### [Required work]
Please repeat all of the lines that follow, exactly as written.

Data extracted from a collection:
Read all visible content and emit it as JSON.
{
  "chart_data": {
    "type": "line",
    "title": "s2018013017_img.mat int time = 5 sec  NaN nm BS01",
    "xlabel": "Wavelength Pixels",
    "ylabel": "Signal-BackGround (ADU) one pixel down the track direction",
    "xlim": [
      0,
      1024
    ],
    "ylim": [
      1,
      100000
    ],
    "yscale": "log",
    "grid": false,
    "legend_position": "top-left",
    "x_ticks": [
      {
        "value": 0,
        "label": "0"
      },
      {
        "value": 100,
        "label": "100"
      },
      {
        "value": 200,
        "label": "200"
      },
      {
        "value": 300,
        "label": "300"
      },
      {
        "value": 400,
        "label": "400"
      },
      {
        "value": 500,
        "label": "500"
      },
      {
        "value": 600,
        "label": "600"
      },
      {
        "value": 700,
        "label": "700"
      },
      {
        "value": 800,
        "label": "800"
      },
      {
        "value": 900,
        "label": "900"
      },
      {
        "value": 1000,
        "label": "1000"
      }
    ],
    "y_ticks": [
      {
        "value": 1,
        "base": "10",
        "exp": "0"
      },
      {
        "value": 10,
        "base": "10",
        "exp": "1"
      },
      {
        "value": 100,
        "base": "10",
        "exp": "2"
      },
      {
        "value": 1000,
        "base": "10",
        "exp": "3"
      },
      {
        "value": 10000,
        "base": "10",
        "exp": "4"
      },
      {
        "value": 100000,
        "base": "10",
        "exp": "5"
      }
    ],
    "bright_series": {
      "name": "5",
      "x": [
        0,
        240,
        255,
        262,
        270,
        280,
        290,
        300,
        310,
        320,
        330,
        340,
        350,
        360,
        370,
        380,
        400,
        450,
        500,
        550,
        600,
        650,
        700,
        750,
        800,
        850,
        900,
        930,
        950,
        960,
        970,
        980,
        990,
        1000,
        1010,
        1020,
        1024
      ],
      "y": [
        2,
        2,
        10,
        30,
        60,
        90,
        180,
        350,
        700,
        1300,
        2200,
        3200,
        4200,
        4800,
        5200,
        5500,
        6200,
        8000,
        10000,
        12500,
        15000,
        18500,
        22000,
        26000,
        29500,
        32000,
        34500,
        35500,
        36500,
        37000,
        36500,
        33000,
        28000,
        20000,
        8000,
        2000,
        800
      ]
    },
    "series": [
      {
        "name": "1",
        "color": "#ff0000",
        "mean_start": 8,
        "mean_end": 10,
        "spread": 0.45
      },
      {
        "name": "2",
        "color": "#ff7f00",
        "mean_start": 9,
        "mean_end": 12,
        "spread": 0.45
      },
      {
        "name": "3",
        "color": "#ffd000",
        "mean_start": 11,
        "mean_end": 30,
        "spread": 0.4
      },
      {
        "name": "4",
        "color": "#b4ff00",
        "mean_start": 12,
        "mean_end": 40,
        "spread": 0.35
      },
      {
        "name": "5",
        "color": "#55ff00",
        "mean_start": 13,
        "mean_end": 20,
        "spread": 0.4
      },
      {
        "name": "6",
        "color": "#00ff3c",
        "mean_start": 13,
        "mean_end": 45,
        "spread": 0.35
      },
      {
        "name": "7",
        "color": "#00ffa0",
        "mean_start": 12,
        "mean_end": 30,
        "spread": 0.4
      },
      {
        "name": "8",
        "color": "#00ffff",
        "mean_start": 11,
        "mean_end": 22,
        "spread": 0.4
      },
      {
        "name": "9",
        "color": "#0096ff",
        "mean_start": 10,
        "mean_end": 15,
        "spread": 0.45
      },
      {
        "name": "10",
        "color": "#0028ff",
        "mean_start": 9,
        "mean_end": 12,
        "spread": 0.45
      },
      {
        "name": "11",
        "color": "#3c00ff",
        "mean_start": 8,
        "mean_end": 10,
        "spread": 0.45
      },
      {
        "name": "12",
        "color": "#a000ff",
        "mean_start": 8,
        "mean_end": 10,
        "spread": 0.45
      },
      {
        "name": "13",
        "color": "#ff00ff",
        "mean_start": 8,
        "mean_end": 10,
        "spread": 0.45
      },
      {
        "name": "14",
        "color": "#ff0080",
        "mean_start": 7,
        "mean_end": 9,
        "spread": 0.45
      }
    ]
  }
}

### [Written solution]
Read all visible content and emit it as JSON.
{
  "chart_data": {
    "type": "line",
    "title": "s2018013017_img.mat int time = 5 sec  NaN nm BS01",
    "xlabel": "Wavelength Pixels",
    "ylabel": "Signal-BackGround (ADU) one pixel down the track direction",
    "xlim": [
      0,
      1024
    ],
    "ylim": [
      1,
      100000
    ],
    "yscale": "log",
    "grid": false,
    "legend_position": "top-left",
    "x_ticks": [
      {
        "value": 0,
        "label": "0"
      },
      {
        "value": 100,
        "label": "100"
      },
      {
        "value": 200,
        "label": "200"
      },
      {
        "value": 300,
        "label": "300"
      },
      {
        "value": 400,
        "label": "400"
      },
      {
        "value": 500,
        "label": "500"
      },
      {
        "value": 600,
        "label": "600"
      },
      {
        "value": 700,
        "label": "700"
      },
      {
        "value": 800,
        "label": "800"
      },
      {
        "value": 900,
        "label": "900"
      },
      {
        "value": 1000,
        "label": "1000"
      }
    ],
    "y_ticks": [
      {
        "value": 1,
        "base": "10",
        "exp": "0"
      },
      {
        "value": 10,
        "base": "10",
        "exp": "1"
      },
      {
        "value": 100,
        "base": "10",
        "exp": "2"
      },
      {
        "value": 1000,
        "base": "10",
        "exp": "3"
      },
      {
        "value": 10000,
        "base": "10",
        "exp": "4"
      },
      {
        "value": 100000,
        "base": "10",
        "exp": "5"
      }
    ],
    "bright_series": {
      "name": "5",
      "x": [
        0,
        240,
        255,
        262,
        270,
        280,
        290,
        300,
        310,
        320,
        330,
        340,
        350,
        360,
        370,
        380,
        400,
        450,
        500,
        550,
        600,
        650,
        700,
        750,
        800,
        850,
        900,
        930,
        950,
        960,
        970,
        980,
        990,
        1000,
        1010,
        1020,
        1024
      ],
      "y": [
        2,
        2,
        10,
        30,
        60,
        90,
        180,
        350,
        700,
        1300,
        2200,
        3200,
        4200,
        4800,
        5200,
        5500,
        6200,
        8000,
        10000,
        12500,
        15000,
        18500,
        22000,
        26000,
        29500,
        32000,
        34500,
        35500,
        36500,
        37000,
        36500,
        33000,
        28000,
        20000,
        8000,
        2000,
        800
      ]
    },
    "series": [
      {
        "name": "1",
        "color": "#ff0000",
        "mean_start": 8,
        "mean_end": 10,
        "spread": 0.45
      },
      {
        "name": "2",
        "color": "#ff7f00",
        "mean_start": 9,
        "mean_end": 12,
        "spread": 0.45
      },
      {
        "name": "3",
        "color": "#ffd000",
        "mean_start": 11,
        "mean_end": 30,
        "spread": 0.4
      },
      {
        "name": "4",
        "color": "#b4ff00",
        "mean_start": 12,
        "mean_end": 40,
        "spread": 0.35
      },
      {
        "name": "5",
        "color": "#55ff00",
        "mean_start": 13,
        "mean_end": 20,
        "spread": 0.4
      },
      {
        "name": "6",
        "color": "#00ff3c",
        "mean_start": 13,
        "mean_end": 45,
        "spread": 0.35
      },
      {
        "name": "7",
        "color": "#00ffa0",
        "mean_start": 12,
        "mean_end": 30,
        "spread": 0.4
      },
      {
        "name": "8",
        "color": "#00ffff",
        "mean_start": 11,
        "mean_end": 22,
        "spread": 0.4
      },
      {
        "name": "9",
        "color": "#0096ff",
        "mean_start": 10,
        "mean_end": 15,
        "spread": 0.45
      },
      {
        "name": "10",
        "color": "#0028ff",
        "mean_start": 9,
        "mean_end": 12,
        "spread": 0.45
      },
      {
        "name": "11",
        "color": "#3c00ff",
        "mean_start": 8,
        "mean_end": 10,
        "spread": 0.45
      },
      {
        "name": "12",
        "color": "#a000ff",
        "mean_start": 8,
        "mean_end": 10,
        "spread": 0.45
      },
      {
        "name": "13",
        "color": "#ff00ff",
        "mean_start": 8,
        "mean_end": 10,
        "spread": 0.45
      },
      {
        "name": "14",
        "color": "#ff0080",
        "mean_start": 7,
        "mean_end": 9,
        "spread": 0.45
      }
    ]
  }
}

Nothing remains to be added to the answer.